(Dataset entries)

/---

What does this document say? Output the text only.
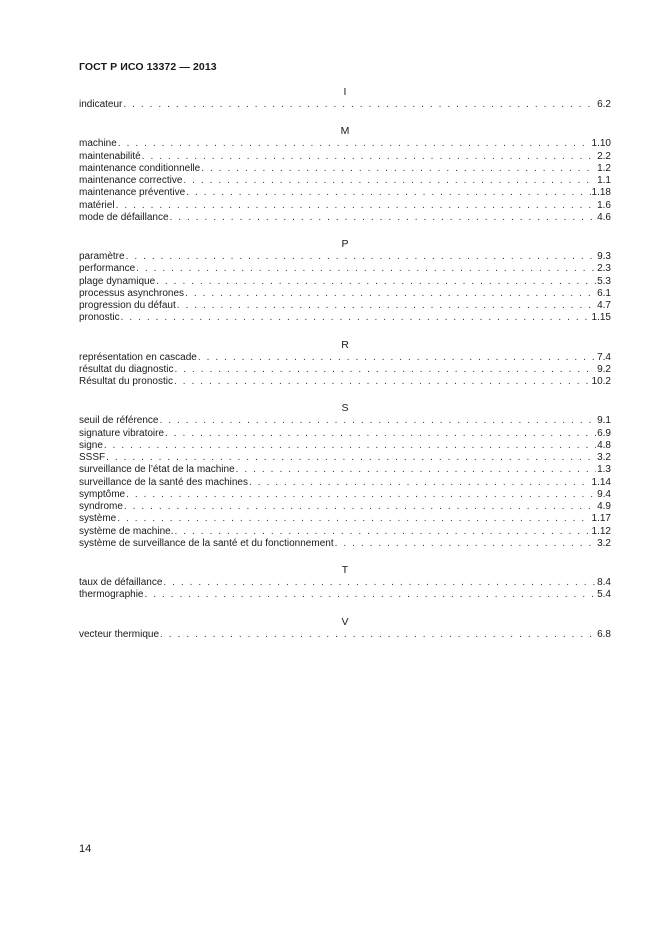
ГОСТ Р ИСО 13372 — 2013
I
indicateur . . .	6.2
M
machine . . .	1.10
maintenabilité . . .	2.2
maintenance conditionnelle . . .	1.2
maintenance corrective . . .	1.1
maintenance préventive . . .	1.18
matériel . . .	1.6
mode de défaillance . . .	4.6
P
paramètre . . .	9.3
performance . . .	2.3
plage dynamique . . .	5.3
processus asynchrones . . .	6.1
progression du défaut . . .	4.7
pronostic . . .	1.15
R
représentation en cascade . . .	7.4
résultat du diagnostic . . .	9.2
Résultat du pronostic . . .	10.2
S
seuil de référence . . .	9.1
signature vibratoire . . .	6.9
signe . . .	4.8
SSSF . . .	3.2
surveillance de l’état de la machine . . .	1.3
surveillance de la santé des machines . . .	1.14
symptôme . . .	9.4
syndrome . . .	4.9
système . . .	1.17
système de machine. . . .	1.12
système de surveillance de la santé et du fonctionnement . . .	3.2
T
taux de défaillance . . .	8.4
thermographie . . .	5.4
V
vecteur thermique . . .	6.8
14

\---

PROBLEM:
In this exercise, set down all of the data exactly, without the pictures.

FINAL ANSWER:
What does this document say? Output the text only.
ГОСТ Р ИСО 13372 — 2013
I
indicateur . . .	6.2
M
machine . . .	1.10
maintenabilité . . .	2.2
maintenance conditionnelle . . .	1.2
maintenance corrective . . .	1.1
maintenance préventive . . .	1.18
matériel . . .	1.6
mode de défaillance . . .	4.6
P
paramètre . . .	9.3
performance . . .	2.3
plage dynamique . . .	5.3
processus asynchrones . . .	6.1
progression du défaut . . .	4.7
pronostic . . .	1.15
R
représentation en cascade . . .	7.4
résultat du diagnostic . . .	9.2
Résultat du pronostic . . .	10.2
S
seuil de référence . . .	9.1
signature vibratoire . . .	6.9
signe . . .	4.8
SSSF . . .	3.2
surveillance de l’état de la machine . . .	1.3
surveillance de la santé des machines . . .	1.14
symptôme . . .	9.4
syndrome . . .	4.9
système . . .	1.17
système de machine. . . .	1.12
système de surveillance de la santé et du fonctionnement . . .	3.2
T
taux de défaillance . . .	8.4
thermographie . . .	5.4
V
vecteur thermique . . .	6.8
14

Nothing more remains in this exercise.